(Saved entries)
-- Begin --

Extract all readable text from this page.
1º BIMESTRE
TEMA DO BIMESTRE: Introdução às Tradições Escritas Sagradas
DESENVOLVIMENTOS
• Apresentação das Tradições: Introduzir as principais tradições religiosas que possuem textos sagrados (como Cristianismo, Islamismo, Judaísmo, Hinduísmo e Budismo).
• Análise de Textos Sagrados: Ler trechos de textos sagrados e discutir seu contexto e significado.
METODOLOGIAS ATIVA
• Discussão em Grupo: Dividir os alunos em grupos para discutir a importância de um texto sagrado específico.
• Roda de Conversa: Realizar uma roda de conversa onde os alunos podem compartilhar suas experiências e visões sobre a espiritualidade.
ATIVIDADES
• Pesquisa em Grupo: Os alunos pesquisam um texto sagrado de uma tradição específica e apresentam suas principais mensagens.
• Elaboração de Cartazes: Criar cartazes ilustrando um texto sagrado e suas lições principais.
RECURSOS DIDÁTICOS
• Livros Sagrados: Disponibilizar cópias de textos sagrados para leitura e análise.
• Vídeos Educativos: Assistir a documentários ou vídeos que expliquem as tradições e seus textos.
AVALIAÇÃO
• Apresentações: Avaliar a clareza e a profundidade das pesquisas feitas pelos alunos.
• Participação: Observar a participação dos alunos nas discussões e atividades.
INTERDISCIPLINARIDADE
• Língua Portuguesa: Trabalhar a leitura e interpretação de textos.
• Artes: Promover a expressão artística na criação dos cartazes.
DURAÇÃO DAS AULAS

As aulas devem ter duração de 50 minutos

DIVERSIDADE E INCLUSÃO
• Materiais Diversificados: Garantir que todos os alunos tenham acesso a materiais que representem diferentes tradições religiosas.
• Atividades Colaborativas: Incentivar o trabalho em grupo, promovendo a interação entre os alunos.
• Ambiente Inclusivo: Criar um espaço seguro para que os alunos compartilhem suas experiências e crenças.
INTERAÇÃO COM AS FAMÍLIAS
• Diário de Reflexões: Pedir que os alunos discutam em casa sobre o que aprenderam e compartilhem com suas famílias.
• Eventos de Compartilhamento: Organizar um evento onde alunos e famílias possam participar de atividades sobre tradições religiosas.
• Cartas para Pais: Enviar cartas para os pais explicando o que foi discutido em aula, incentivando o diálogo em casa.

-- End --

Pull out every line above that holds the word "Criar".

• Elaboração de Cartazes: Criar cartazes ilustrando um texto sagrado e suas lições principais.
• Ambiente Inclusivo: Criar um espaço seguro para que os alunos compartilhem suas experiências e crenças.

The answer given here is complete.